• **WHAT YOU WILL DO**
Please reproduce the stretch of the records from their first line through the line containing "326, 710, 328]", that line included, without changing a character.

------ RECORDED INFORMATION ------

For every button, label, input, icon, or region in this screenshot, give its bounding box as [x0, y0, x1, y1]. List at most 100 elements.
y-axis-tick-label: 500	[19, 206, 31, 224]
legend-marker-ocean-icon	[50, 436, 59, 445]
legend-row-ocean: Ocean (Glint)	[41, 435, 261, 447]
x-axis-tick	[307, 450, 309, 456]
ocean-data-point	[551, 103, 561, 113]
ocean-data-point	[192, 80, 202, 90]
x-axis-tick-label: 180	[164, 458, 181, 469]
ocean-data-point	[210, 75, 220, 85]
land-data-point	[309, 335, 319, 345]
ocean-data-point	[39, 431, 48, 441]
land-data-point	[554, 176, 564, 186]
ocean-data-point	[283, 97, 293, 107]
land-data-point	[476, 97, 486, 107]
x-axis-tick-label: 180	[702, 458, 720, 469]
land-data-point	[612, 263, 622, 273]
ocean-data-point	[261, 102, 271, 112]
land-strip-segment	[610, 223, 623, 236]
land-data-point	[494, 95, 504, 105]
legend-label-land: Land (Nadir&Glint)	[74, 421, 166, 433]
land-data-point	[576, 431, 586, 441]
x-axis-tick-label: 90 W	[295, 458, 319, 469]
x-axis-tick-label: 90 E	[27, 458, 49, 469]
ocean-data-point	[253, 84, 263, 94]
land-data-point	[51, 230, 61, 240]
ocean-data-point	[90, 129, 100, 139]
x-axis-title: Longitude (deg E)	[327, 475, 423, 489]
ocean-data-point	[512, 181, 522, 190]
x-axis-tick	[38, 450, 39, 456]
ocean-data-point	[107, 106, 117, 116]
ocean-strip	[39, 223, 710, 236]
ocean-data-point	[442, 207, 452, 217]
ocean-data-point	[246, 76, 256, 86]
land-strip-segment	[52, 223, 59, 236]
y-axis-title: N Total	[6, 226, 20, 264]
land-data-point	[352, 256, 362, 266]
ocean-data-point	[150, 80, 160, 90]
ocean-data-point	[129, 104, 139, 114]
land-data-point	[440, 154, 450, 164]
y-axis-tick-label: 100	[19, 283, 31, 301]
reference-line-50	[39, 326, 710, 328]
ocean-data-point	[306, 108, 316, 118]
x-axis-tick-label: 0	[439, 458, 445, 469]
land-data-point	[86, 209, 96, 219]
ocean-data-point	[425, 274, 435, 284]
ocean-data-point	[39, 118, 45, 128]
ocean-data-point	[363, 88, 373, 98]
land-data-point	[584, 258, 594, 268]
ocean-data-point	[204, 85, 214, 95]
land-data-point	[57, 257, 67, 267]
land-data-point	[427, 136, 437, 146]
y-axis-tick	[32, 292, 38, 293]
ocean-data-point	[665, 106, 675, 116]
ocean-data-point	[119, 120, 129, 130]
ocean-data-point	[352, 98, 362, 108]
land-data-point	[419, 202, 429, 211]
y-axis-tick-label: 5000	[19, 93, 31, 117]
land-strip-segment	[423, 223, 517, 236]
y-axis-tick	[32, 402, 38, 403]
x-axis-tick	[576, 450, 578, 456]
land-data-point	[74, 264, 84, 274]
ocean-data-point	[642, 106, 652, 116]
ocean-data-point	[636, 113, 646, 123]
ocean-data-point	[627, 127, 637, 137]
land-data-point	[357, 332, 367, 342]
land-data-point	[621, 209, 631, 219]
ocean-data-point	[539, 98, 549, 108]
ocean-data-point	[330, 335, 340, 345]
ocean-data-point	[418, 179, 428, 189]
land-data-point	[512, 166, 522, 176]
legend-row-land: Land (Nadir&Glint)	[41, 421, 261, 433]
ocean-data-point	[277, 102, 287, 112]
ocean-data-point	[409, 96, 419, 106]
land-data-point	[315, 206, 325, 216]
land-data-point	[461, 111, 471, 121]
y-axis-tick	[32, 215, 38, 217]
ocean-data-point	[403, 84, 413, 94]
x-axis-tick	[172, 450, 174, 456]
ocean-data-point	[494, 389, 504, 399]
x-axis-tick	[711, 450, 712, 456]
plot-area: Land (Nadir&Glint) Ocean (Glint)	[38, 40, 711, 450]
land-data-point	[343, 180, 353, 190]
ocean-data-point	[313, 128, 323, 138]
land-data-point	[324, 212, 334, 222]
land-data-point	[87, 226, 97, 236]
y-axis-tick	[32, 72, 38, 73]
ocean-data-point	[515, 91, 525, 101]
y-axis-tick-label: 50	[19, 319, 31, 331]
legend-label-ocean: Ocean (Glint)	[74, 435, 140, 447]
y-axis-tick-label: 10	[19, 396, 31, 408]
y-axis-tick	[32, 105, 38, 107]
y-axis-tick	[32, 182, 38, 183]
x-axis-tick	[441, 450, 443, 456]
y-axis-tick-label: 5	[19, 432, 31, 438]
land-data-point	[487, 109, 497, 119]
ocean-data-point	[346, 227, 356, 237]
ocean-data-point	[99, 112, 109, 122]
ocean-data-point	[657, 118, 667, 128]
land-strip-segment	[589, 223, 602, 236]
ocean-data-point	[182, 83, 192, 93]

------

• **THE REPLY**
For every button, label, input, icon, or region in this screenshot, give its bounding box as [x0, y0, x1, y1]. List at most 100 elements.
y-axis-tick-label: 500	[19, 206, 31, 224]
legend-marker-ocean-icon	[50, 436, 59, 445]
legend-row-ocean: Ocean (Glint)	[41, 435, 261, 447]
x-axis-tick	[307, 450, 309, 456]
ocean-data-point	[551, 103, 561, 113]
ocean-data-point	[192, 80, 202, 90]
x-axis-tick-label: 180	[164, 458, 181, 469]
ocean-data-point	[210, 75, 220, 85]
land-data-point	[309, 335, 319, 345]
ocean-data-point	[39, 431, 48, 441]
land-data-point	[554, 176, 564, 186]
ocean-data-point	[283, 97, 293, 107]
land-data-point	[476, 97, 486, 107]
x-axis-tick-label: 180	[702, 458, 720, 469]
land-data-point	[612, 263, 622, 273]
ocean-data-point	[261, 102, 271, 112]
land-strip-segment	[610, 223, 623, 236]
land-data-point	[494, 95, 504, 105]
legend-label-land: Land (Nadir&Glint)	[74, 421, 166, 433]
land-data-point	[576, 431, 586, 441]
x-axis-tick-label: 90 W	[295, 458, 319, 469]
x-axis-tick-label: 90 E	[27, 458, 49, 469]
ocean-data-point	[253, 84, 263, 94]
land-data-point	[51, 230, 61, 240]
ocean-data-point	[90, 129, 100, 139]
x-axis-title: Longitude (deg E)	[327, 475, 423, 489]
ocean-data-point	[512, 181, 522, 190]
x-axis-tick	[38, 450, 39, 456]
ocean-data-point	[107, 106, 117, 116]
ocean-strip	[39, 223, 710, 236]
ocean-data-point	[442, 207, 452, 217]
ocean-data-point	[246, 76, 256, 86]
land-strip-segment	[52, 223, 59, 236]
y-axis-title: N Total	[6, 226, 20, 264]
land-data-point	[352, 256, 362, 266]
ocean-data-point	[150, 80, 160, 90]
ocean-data-point	[129, 104, 139, 114]
land-data-point	[440, 154, 450, 164]
y-axis-tick-label: 100	[19, 283, 31, 301]
reference-line-50	[39, 326, 710, 328]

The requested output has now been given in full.